▸ Instruções do exercício:
Responda a cada pergunta com base na entrevista sobre o licenciamento ambiental, numerando as respostas da mesma forma.
1. Qual casa legislativa aprovou o PL?
2. A quantas categorias de empreendimentos o PL prevê a dispensa do licenciamento?
3. Que figura o texto do PL cria ao lado das dispensas?

▸ Trecho para leitura:

--

Agência Nossa: Qual o posicionamento da Fase sobre o PL que flexibiliza o licenciamento ambiental?
Julianna Malerba: A primeira coisa que precisamos considerar é que o licenciamento significa uma conquista importante da sociedade do ponto de vista do planejamento e da regulação estatal, especialmente para os grupos que sofrem diretamente os efeitos das obras e empreendimentos que causam grandes impactos ambientais. Mesmo que a gente ainda tenha críticas sobre a insuficiência do licenciamento em relação à participação efetiva dos grupos atingidos, é preciso reconhecer que o licenciamento garante algum grau de envolvimento da sociedade e de debates sobre a implementação de uma obra. E, sobretudo, ele garante a avaliação e o controle técnico sobre os possíveis impactos negativos. Portanto, o licenciamento é um mecanismo fundamental para que os interesses da coletividade, como a manutenção do meio ambiente equilibrado, a proteção dos patrimônios culturais, históricos e socioambientais sejam resguardados e protegidos dos interesses estritamente econômicos. O PL aprovado pela Câmara, no entanto, vai na contramão desse preceito. Ele representa um retrocesso gravíssimo à possibilidade de proteção de bens comuns a essa e à gerações futuras. A proposta, do ponto de vista da FASE, cria um regime geral absolutamente abrangente de exceções que são injustificáveis. O licenciamento, antes regra, passa agora a ser praticamente uma exceção para liberação de empreendimentos que causam impactos significativos.
Pode dar exemplos?
O PL, por exemplo, dispensa a obrigatoriedade de licenciamento para várias atividades que possuem enorme impacto sobre a disponibilidade hídrica onde se instalam, como é o caso das obras de implantação de sistema de tratamento de água e esgoto, de cultivos agrícolas, da pecuária extensiva, semi intensiva e intensiva. Além de prever a dispensa do licenciamento a treze categorias de empreendimentos, todas elas ligadas a lobbies poderosos no Congresso, é importante dizer, o texto ainda cria a figura do autolicenciamento que, ao lado das dispensas, elimina o controle prévio dos relevantes impactos socioambientais dos empreendimentos, desobrigando a entrega do estudo ambiental e a análise específica pelo órgão ambiental. Então a ideia de você controlar e mensurar os danos para poder avaliar a viabilidade de um empreendimento fica completamente inviabilizada. O projeto ainda delega a autoridades e órgãos estatais as definições complementares a lei, permitindo que em cada estado e município a aplicação do licenciamento possa vir a ocorrer de forma distinta, o que, seguramente, vai levar a uma corrida pela flexibilização, com as localidades diminuindo suas exigências ambientais a fim de atrair investimentos.
Caso o PL seja aceito pelo Senado e seja sancionado pelo presidente, quais seriam os impactos?

--

[Registros de dados salvos]
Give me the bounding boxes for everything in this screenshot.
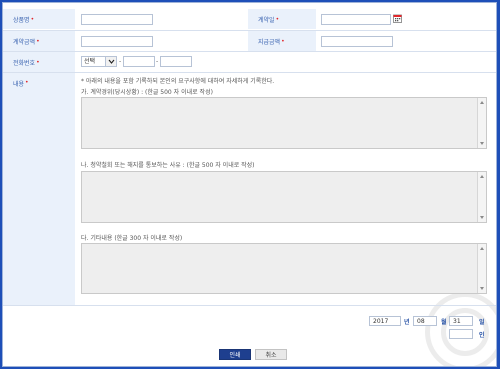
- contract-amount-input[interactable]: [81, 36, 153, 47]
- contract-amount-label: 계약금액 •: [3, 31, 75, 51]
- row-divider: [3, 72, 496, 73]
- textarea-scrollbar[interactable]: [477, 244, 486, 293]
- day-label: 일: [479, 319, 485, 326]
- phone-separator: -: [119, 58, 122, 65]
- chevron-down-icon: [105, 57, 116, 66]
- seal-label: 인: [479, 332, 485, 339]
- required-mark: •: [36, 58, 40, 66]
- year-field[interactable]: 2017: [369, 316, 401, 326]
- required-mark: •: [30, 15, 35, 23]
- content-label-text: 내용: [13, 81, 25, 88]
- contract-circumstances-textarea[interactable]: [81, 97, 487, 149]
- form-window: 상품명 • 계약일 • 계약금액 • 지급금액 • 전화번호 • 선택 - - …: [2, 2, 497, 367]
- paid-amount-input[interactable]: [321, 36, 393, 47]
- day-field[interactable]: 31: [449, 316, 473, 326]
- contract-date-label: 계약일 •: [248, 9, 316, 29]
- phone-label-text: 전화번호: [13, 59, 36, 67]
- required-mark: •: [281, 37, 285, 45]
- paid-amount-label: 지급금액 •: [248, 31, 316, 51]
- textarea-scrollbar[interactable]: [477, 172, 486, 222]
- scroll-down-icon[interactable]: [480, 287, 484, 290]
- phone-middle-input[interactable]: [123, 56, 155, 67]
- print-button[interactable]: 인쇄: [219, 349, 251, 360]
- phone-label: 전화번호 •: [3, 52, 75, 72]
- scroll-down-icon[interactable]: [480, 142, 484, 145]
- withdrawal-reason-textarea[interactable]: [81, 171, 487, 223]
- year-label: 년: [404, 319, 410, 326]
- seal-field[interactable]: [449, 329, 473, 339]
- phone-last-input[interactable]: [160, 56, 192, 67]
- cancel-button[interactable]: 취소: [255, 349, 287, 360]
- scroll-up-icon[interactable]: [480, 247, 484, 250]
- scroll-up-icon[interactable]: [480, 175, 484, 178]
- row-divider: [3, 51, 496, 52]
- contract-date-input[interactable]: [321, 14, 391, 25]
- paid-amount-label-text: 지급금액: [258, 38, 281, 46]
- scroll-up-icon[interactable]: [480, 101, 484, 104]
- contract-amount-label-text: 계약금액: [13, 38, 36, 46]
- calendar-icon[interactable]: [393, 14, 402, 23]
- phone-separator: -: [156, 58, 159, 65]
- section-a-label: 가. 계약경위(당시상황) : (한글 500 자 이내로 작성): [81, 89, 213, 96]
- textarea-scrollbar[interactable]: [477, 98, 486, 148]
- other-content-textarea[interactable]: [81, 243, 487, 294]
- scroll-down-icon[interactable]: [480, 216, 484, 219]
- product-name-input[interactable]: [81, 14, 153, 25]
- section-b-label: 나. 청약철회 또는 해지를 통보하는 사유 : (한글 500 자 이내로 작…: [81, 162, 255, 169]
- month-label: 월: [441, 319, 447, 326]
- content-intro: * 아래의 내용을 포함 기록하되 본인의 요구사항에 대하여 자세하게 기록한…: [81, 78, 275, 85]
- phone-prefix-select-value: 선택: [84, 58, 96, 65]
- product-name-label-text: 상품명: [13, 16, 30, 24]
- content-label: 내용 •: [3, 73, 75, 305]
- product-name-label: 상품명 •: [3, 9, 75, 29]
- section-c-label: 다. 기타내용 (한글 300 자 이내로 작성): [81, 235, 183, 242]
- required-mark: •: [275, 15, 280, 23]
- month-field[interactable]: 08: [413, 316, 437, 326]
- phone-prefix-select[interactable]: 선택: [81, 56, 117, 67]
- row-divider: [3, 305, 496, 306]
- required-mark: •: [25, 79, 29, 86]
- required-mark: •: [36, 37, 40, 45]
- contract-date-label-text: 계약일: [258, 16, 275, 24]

--

▸ Resultado do exercício:
1. O PL foi aprovado pela Câmara.
2. O PL prevê a dispensa do licenciamento a treze categorias de empreendimentos.
3. O texto cria a figura do autolicenciamento.